TEXT »

Distance Calculus does not offer these services. If you need AP Calculus exam prep, we recommend hiring the services of one of these companies.

Of course, if you complete your calculus coursework via Distance Calculus in high school, and you do not need (or are not allowed) to amplify your G.P.A. with AP courses and exams, you do not NEED to take the AP Calculus exam, because you will (upon successful completion of a Distance Calculus course) earn real university credits without the AP exam.








Distance Calculus - Student Reviews

Rachel H.★★★★★
Posted: Jan 15, 2021
Courses Completed: Probability Theory
Dr. Curtis gave helpful and timely feedback, and made the teaching videos very engaging! The course model and associated software was easy to acclimate to.
Transferred Credits To: Cedarville University
Jessica M.★★★★★
Posted: Feb 25, 2020
Courses Completed: Applied Calculus
I highly recommend this course. I started the Kennedy School at Harvard with a last-minute admission, but my application required the Liberal Arts calculus course, so I had to finish the course in 3 weeks. Diane was an awesome instructor! The class was surprisingly interesting. If you need to take calculus fast, this is the program to use.
Transferred Credits To: Kennedy School of Government, Harvard University
Trevor★★★★★
Posted: Jun 19, 2025
Courses Completed: Calculus I
POSITIVES:
One of the best math classes I have ever taken. The lessons made the failures of my previous professors very apparent. In a few short minutes, things that I used to struggle with just clicked. This professor is top notch and really wants you to understand how to use the material.
NEGATIVES:
The SOFTWARE is extremely frustrating. Even after taking the time to learn, there are countless glitches. You learn to work around them, and overall, the software makes the math convenient, but its failures are sorely felt throughout the course. Make sure you save often as it crashes regularly, especially with graphs.

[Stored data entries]
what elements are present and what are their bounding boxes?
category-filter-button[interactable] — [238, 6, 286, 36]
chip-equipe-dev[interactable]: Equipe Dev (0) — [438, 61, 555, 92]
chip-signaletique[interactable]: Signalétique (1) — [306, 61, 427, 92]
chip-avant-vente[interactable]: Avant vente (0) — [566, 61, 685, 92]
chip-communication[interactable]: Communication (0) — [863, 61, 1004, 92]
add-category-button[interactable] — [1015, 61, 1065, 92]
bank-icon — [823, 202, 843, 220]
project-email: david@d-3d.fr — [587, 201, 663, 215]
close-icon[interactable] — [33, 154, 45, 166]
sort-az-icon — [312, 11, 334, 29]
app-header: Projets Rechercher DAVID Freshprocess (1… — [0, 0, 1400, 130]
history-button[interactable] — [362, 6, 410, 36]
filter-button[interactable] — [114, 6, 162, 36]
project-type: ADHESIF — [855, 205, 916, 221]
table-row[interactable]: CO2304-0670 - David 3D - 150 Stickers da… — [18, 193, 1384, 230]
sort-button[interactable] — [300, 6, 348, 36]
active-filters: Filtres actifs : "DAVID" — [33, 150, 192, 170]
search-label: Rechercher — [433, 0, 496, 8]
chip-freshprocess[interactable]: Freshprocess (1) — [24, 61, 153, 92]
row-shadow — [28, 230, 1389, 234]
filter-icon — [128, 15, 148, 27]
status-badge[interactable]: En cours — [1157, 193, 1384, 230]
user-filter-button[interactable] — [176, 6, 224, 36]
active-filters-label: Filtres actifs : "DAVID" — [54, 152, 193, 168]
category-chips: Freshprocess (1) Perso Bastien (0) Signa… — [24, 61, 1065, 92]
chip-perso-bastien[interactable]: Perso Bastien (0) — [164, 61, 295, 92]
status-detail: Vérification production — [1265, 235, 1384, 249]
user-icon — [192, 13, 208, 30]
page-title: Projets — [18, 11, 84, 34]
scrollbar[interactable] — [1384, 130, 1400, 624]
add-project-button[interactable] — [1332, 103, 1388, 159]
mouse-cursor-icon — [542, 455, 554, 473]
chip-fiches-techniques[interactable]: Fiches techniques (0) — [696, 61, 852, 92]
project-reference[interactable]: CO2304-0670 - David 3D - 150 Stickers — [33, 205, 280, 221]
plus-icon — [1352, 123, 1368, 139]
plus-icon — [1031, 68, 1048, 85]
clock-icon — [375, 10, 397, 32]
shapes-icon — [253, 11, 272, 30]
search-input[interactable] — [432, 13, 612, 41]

PROBLEM STATEMENT » In the Distance Calculus text, how much time did Jessica M. have to finish her calculus course?

RESPONSE TO THE TASK » She had three weeks.